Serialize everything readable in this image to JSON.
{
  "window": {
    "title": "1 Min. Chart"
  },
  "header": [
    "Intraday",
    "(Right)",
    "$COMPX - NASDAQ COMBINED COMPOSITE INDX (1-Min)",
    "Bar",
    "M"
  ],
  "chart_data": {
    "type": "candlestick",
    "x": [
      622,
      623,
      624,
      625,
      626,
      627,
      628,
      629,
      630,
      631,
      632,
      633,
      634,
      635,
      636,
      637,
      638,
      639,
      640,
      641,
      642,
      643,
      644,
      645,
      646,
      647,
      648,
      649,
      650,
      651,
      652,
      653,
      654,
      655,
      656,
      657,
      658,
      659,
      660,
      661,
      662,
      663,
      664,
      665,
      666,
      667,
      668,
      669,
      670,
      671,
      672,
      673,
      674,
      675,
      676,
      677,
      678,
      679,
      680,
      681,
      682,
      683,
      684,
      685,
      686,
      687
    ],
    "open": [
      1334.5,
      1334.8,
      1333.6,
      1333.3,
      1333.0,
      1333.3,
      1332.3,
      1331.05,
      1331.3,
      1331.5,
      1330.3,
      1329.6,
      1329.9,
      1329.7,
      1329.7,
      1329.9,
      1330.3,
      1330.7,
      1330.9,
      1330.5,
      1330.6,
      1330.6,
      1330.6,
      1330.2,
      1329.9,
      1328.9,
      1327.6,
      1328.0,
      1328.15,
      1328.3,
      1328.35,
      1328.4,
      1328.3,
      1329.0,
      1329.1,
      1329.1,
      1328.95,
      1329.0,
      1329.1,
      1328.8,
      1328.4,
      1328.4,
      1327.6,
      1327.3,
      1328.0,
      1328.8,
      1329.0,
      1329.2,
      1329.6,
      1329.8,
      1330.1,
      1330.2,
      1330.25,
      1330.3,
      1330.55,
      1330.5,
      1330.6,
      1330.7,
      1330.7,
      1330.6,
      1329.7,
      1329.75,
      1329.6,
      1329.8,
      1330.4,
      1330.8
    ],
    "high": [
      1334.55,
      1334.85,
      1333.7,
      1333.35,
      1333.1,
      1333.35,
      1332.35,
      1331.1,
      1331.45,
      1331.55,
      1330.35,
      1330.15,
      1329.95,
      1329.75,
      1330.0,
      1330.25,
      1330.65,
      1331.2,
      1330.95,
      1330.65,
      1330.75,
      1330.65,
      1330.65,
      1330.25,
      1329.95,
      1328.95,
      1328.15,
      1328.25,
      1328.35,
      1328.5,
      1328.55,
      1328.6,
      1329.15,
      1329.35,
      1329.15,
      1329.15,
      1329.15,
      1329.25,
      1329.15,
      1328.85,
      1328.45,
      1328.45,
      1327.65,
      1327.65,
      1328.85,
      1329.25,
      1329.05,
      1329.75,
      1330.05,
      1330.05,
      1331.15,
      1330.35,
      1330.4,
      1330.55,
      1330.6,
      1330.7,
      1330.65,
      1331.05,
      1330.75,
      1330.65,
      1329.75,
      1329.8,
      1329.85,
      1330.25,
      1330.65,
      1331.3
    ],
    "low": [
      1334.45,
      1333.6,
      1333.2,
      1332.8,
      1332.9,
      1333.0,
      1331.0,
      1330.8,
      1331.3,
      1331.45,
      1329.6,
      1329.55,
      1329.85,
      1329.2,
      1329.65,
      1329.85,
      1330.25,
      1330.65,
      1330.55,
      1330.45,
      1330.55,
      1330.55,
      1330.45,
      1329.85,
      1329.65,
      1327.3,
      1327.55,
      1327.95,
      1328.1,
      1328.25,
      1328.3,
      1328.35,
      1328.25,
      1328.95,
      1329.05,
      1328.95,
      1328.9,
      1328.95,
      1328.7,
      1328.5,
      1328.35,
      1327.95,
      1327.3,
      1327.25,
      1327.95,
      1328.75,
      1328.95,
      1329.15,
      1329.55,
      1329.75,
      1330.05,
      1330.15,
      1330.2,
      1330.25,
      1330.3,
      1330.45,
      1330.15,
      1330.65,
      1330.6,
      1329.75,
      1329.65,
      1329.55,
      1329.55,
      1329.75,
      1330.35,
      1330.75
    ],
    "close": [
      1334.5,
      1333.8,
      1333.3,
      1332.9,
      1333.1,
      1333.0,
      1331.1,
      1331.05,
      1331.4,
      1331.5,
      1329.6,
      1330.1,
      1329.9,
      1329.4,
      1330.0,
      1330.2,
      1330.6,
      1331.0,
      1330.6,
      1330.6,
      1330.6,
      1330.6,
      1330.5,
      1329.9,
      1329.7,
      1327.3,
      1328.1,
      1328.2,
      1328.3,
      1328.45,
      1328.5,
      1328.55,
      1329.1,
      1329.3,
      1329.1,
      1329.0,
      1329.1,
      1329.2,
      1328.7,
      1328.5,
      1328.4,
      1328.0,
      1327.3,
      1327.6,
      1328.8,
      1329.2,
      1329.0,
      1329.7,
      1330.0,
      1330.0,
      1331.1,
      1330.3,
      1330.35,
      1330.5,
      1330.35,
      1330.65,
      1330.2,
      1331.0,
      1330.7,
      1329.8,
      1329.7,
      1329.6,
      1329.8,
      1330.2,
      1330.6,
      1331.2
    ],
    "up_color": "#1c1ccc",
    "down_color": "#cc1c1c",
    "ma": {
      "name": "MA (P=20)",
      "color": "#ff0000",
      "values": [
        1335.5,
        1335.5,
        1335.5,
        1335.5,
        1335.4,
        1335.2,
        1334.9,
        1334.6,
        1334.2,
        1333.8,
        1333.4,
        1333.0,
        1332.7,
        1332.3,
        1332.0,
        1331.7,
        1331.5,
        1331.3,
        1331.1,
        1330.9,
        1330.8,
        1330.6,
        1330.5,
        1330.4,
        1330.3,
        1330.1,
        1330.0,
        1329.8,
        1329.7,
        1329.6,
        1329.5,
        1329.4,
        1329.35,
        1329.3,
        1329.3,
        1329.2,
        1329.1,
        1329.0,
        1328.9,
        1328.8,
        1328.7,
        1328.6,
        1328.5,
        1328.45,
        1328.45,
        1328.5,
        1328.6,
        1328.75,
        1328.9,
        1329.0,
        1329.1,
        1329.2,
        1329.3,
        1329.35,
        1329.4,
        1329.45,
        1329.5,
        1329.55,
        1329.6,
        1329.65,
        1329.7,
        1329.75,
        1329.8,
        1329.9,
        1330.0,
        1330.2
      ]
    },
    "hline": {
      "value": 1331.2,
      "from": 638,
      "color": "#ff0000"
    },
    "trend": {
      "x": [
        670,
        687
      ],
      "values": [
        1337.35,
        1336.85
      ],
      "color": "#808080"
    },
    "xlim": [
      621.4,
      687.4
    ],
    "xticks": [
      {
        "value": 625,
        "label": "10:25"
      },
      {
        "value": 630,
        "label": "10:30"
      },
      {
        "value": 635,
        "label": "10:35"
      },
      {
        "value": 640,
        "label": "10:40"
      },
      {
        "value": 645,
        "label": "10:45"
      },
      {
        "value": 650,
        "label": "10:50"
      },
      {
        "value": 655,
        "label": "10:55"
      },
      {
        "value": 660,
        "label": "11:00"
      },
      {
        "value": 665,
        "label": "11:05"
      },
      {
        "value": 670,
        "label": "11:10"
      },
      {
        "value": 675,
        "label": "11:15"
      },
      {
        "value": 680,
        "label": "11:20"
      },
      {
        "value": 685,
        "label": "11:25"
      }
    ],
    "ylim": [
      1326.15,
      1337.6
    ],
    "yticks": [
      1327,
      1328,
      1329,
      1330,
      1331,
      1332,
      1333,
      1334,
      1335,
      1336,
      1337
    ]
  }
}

EXERCISE AIM: Output the whole listing above again, word for word.

TASK RESPONSE:
Serialize everything readable in this image to JSON.
{
  "window": {
    "title": "1 Min. Chart"
  },
  "header": [
    "Intraday",
    "(Right)",
    "$COMPX - NASDAQ COMBINED COMPOSITE INDX (1-Min)",
    "Bar",
    "M"
  ],
  "chart_data": {
    "type": "candlestick",
    "x": [
      622,
      623,
      624,
      625,
      626,
      627,
      628,
      629,
      630,
      631,
      632,
      633,
      634,
      635,
      636,
      637,
      638,
      639,
      640,
      641,
      642,
      643,
      644,
      645,
      646,
      647,
      648,
      649,
      650,
      651,
      652,
      653,
      654,
      655,
      656,
      657,
      658,
      659,
      660,
      661,
      662,
      663,
      664,
      665,
      666,
      667,
      668,
      669,
      670,
      671,
      672,
      673,
      674,
      675,
      676,
      677,
      678,
      679,
      680,
      681,
      682,
      683,
      684,
      685,
      686,
      687
    ],
    "open": [
      1334.5,
      1334.8,
      1333.6,
      1333.3,
      1333.0,
      1333.3,
      1332.3,
      1331.05,
      1331.3,
      1331.5,
      1330.3,
      1329.6,
      1329.9,
      1329.7,
      1329.7,
      1329.9,
      1330.3,
      1330.7,
      1330.9,
      1330.5,
      1330.6,
      1330.6,
      1330.6,
      1330.2,
      1329.9,
      1328.9,
      1327.6,
      1328.0,
      1328.15,
      1328.3,
      1328.35,
      1328.4,
      1328.3,
      1329.0,
      1329.1,
      1329.1,
      1328.95,
      1329.0,
      1329.1,
      1328.8,
      1328.4,
      1328.4,
      1327.6,
      1327.3,
      1328.0,
      1328.8,
      1329.0,
      1329.2,
      1329.6,
      1329.8,
      1330.1,
      1330.2,
      1330.25,
      1330.3,
      1330.55,
      1330.5,
      1330.6,
      1330.7,
      1330.7,
      1330.6,
      1329.7,
      1329.75,
      1329.6,
      1329.8,
      1330.4,
      1330.8
    ],
    "high": [
      1334.55,
      1334.85,
      1333.7,
      1333.35,
      1333.1,
      1333.35,
      1332.35,
      1331.1,
      1331.45,
      1331.55,
      1330.35,
      1330.15,
      1329.95,
      1329.75,
      1330.0,
      1330.25,
      1330.65,
      1331.2,
      1330.95,
      1330.65,
      1330.75,
      1330.65,
      1330.65,
      1330.25,
      1329.95,
      1328.95,
      1328.15,
      1328.25,
      1328.35,
      1328.5,
      1328.55,
      1328.6,
      1329.15,
      1329.35,
      1329.15,
      1329.15,
      1329.15,
      1329.25,
      1329.15,
      1328.85,
      1328.45,
      1328.45,
      1327.65,
      1327.65,
      1328.85,
      1329.25,
      1329.05,
      1329.75,
      1330.05,
      1330.05,
      1331.15,
      1330.35,
      1330.4,
      1330.55,
      1330.6,
      1330.7,
      1330.65,
      1331.05,
      1330.75,
      1330.65,
      1329.75,
      1329.8,
      1329.85,
      1330.25,
      1330.65,
      1331.3
    ],
    "low": [
      1334.45,
      1333.6,
      1333.2,
      1332.8,
      1332.9,
      1333.0,
      1331.0,
      1330.8,
      1331.3,
      1331.45,
      1329.6,
      1329.55,
      1329.85,
      1329.2,
      1329.65,
      1329.85,
      1330.25,
      1330.65,
      1330.55,
      1330.45,
      1330.55,
      1330.55,
      1330.45,
      1329.85,
      1329.65,
      1327.3,
      1327.55,
      1327.95,
      1328.1,
      1328.25,
      1328.3,
      1328.35,
      1328.25,
      1328.95,
      1329.05,
      1328.95,
      1328.9,
      1328.95,
      1328.7,
      1328.5,
      1328.35,
      1327.95,
      1327.3,
      1327.25,
      1327.95,
      1328.75,
      1328.95,
      1329.15,
      1329.55,
      1329.75,
      1330.05,
      1330.15,
      1330.2,
      1330.25,
      1330.3,
      1330.45,
      1330.15,
      1330.65,
      1330.6,
      1329.75,
      1329.65,
      1329.55,
      1329.55,
      1329.75,
      1330.35,
      1330.75
    ],
    "close": [
      1334.5,
      1333.8,
      1333.3,
      1332.9,
      1333.1,
      1333.0,
      1331.1,
      1331.05,
      1331.4,
      1331.5,
      1329.6,
      1330.1,
      1329.9,
      1329.4,
      1330.0,
      1330.2,
      1330.6,
      1331.0,
      1330.6,
      1330.6,
      1330.6,
      1330.6,
      1330.5,
      1329.9,
      1329.7,
      1327.3,
      1328.1,
      1328.2,
      1328.3,
      1328.45,
      1328.5,
      1328.55,
      1329.1,
      1329.3,
      1329.1,
      1329.0,
      1329.1,
      1329.2,
      1328.7,
      1328.5,
      1328.4,
      1328.0,
      1327.3,
      1327.6,
      1328.8,
      1329.2,
      1329.0,
      1329.7,
      1330.0,
      1330.0,
      1331.1,
      1330.3,
      1330.35,
      1330.5,
      1330.35,
      1330.65,
      1330.2,
      1331.0,
      1330.7,
      1329.8,
      1329.7,
      1329.6,
      1329.8,
      1330.2,
      1330.6,
      1331.2
    ],
    "up_color": "#1c1ccc",
    "down_color": "#cc1c1c",
    "ma": {
      "name": "MA (P=20)",
      "color": "#ff0000",
      "values": [
        1335.5,
        1335.5,
        1335.5,
        1335.5,
        1335.4,
        1335.2,
        1334.9,
        1334.6,
        1334.2,
        1333.8,
        1333.4,
        1333.0,
        1332.7,
        1332.3,
        1332.0,
        1331.7,
        1331.5,
        1331.3,
        1331.1,
        1330.9,
        1330.8,
        1330.6,
        1330.5,
        1330.4,
        1330.3,
        1330.1,
        1330.0,
        1329.8,
        1329.7,
        1329.6,
        1329.5,
        1329.4,
        1329.35,
        1329.3,
        1329.3,
        1329.2,
        1329.1,
        1329.0,
        1328.9,
        1328.8,
        1328.7,
        1328.6,
        1328.5,
        1328.45,
        1328.45,
        1328.5,
        1328.6,
        1328.75,
        1328.9,
        1329.0,
        1329.1,
        1329.2,
        1329.3,
        1329.35,
        1329.4,
        1329.45,
        1329.5,
        1329.55,
        1329.6,
        1329.65,
        1329.7,
        1329.75,
        1329.8,
        1329.9,
        1330.0,
        1330.2
      ]
    },
    "hline": {
      "value": 1331.2,
      "from": 638,
      "color": "#ff0000"
    },
    "trend": {
      "x": [
        670,
        687
      ],
      "values": [
        1337.35,
        1336.85
      ],
      "color": "#808080"
    },
    "xlim": [
      621.4,
      687.4
    ],
    "xticks": [
      {
        "value": 625,
        "label": "10:25"
      },
      {
        "value": 630,
        "label": "10:30"
      },
      {
        "value": 635,
        "label": "10:35"
      },
      {
        "value": 640,
        "label": "10:40"
      },
      {
        "value": 645,
        "label": "10:45"
      },
      {
        "value": 650,
        "label": "10:50"
      },
      {
        "value": 655,
        "label": "10:55"
      },
      {
        "value": 660,
        "label": "11:00"
      },
      {
        "value": 665,
        "label": "11:05"
      },
      {
        "value": 670,
        "label": "11:10"
      },
      {
        "value": 675,
        "label": "11:15"
      },
      {
        "value": 680,
        "label": "11:20"
      },
      {
        "value": 685,
        "label": "11:25"
      }
    ],
    "ylim": [
      1326.15,
      1337.6
    ],
    "yticks": [
      1327,
      1328,
      1329,
      1330,
      1331,
      1332,
      1333,
      1334,
      1335,
      1336,
      1337
    ]
  }
}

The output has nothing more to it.